### What you need to do
The listing below should be copied in full, word for word.

### Data supplied
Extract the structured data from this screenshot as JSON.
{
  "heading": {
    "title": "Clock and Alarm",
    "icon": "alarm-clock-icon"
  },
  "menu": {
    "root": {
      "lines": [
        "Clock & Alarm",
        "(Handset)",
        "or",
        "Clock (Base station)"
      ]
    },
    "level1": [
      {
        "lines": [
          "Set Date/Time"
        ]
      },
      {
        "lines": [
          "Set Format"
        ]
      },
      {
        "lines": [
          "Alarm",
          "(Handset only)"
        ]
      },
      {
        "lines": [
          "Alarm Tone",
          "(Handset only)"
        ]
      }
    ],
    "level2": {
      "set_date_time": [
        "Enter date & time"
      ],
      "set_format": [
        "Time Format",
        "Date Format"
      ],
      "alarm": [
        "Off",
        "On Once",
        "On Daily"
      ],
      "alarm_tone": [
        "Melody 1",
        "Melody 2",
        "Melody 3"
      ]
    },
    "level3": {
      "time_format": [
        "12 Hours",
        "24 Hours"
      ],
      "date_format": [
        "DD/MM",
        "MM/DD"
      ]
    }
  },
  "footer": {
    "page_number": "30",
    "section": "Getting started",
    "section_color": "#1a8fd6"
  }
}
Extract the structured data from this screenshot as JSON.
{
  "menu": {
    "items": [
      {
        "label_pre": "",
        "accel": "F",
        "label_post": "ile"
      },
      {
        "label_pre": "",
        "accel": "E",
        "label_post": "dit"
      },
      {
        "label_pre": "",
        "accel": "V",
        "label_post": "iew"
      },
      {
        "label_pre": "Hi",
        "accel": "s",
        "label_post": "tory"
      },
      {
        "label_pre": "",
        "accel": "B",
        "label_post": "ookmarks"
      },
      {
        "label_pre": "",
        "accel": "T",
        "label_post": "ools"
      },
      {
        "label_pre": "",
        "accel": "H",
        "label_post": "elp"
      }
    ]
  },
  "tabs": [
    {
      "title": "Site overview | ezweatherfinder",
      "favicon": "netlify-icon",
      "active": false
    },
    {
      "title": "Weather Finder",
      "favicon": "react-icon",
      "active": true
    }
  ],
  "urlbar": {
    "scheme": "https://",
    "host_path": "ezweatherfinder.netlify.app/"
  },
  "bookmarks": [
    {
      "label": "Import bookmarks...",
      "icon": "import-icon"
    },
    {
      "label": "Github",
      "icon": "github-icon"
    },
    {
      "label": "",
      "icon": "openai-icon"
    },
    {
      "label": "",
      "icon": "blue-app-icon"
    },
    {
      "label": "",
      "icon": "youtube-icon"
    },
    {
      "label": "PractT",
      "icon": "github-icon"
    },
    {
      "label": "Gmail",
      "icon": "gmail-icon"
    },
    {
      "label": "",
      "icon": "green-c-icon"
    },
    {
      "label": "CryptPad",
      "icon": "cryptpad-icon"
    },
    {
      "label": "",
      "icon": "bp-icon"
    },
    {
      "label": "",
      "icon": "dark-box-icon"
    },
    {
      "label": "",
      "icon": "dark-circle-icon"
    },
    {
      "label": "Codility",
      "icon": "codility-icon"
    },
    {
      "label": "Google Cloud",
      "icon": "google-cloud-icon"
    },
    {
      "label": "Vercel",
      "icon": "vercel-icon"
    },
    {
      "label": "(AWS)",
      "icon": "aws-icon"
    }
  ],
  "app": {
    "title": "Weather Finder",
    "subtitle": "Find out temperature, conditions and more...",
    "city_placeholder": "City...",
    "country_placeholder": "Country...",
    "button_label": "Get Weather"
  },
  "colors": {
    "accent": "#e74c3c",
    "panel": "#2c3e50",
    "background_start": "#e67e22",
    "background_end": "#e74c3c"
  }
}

### Exercise solution
Extract the structured data from this screenshot as JSON.
{
  "heading": {
    "title": "Clock and Alarm",
    "icon": "alarm-clock-icon"
  },
  "menu": {
    "root": {
      "lines": [
        "Clock & Alarm",
        "(Handset)",
        "or",
        "Clock (Base station)"
      ]
    },
    "level1": [
      {
        "lines": [
          "Set Date/Time"
        ]
      },
      {
        "lines": [
          "Set Format"
        ]
      },
      {
        "lines": [
          "Alarm",
          "(Handset only)"
        ]
      },
      {
        "lines": [
          "Alarm Tone",
          "(Handset only)"
        ]
      }
    ],
    "level2": {
      "set_date_time": [
        "Enter date & time"
      ],
      "set_format": [
        "Time Format",
        "Date Format"
      ],
      "alarm": [
        "Off",
        "On Once",
        "On Daily"
      ],
      "alarm_tone": [
        "Melody 1",
        "Melody 2",
        "Melody 3"
      ]
    },
    "level3": {
      "time_format": [
        "12 Hours",
        "24 Hours"
      ],
      "date_format": [
        "DD/MM",
        "MM/DD"
      ]
    }
  },
  "footer": {
    "page_number": "30",
    "section": "Getting started",
    "section_color": "#1a8fd6"
  }
}
Extract the structured data from this screenshot as JSON.
{
  "menu": {
    "items": [
      {
        "label_pre": "",
        "accel": "F",
        "label_post": "ile"
      },
      {
        "label_pre": "",
        "accel": "E",
        "label_post": "dit"
      },
      {
        "label_pre": "",
        "accel": "V",
        "label_post": "iew"
      },
      {
        "label_pre": "Hi",
        "accel": "s",
        "label_post": "tory"
      },
      {
        "label_pre": "",
        "accel": "B",
        "label_post": "ookmarks"
      },
      {
        "label_pre": "",
        "accel": "T",
        "label_post": "ools"
      },
      {
        "label_pre": "",
        "accel": "H",
        "label_post": "elp"
      }
    ]
  },
  "tabs": [
    {
      "title": "Site overview | ezweatherfinder",
      "favicon": "netlify-icon",
      "active": false
    },
    {
      "title": "Weather Finder",
      "favicon": "react-icon",
      "active": true
    }
  ],
  "urlbar": {
    "scheme": "https://",
    "host_path": "ezweatherfinder.netlify.app/"
  },
  "bookmarks": [
    {
      "label": "Import bookmarks...",
      "icon": "import-icon"
    },
    {
      "label": "Github",
      "icon": "github-icon"
    },
    {
      "label": "",
      "icon": "openai-icon"
    },
    {
      "label": "",
      "icon": "blue-app-icon"
    },
    {
      "label": "",
      "icon": "youtube-icon"
    },
    {
      "label": "PractT",
      "icon": "github-icon"
    },
    {
      "label": "Gmail",
      "icon": "gmail-icon"
    },
    {
      "label": "",
      "icon": "green-c-icon"
    },
    {
      "label": "CryptPad",
      "icon": "cryptpad-icon"
    },
    {
      "label": "",
      "icon": "bp-icon"
    },
    {
      "label": "",
      "icon": "dark-box-icon"
    },
    {
      "label": "",
      "icon": "dark-circle-icon"
    },
    {
      "label": "Codility",
      "icon": "codility-icon"
    },
    {
      "label": "Google Cloud",
      "icon": "google-cloud-icon"
    },
    {
      "label": "Vercel",
      "icon": "vercel-icon"
    },
    {
      "label": "(AWS)",
      "icon": "aws-icon"
    }
  ],
  "app": {
    "title": "Weather Finder",
    "subtitle": "Find out temperature, conditions and more...",
    "city_placeholder": "City...",
    "country_placeholder": "Country...",
    "button_label": "Get Weather"
  },
  "colors": {
    "accent": "#e74c3c",
    "panel": "#2c3e50",
    "background_start": "#e67e22",
    "background_end": "#e74c3c"
  }
}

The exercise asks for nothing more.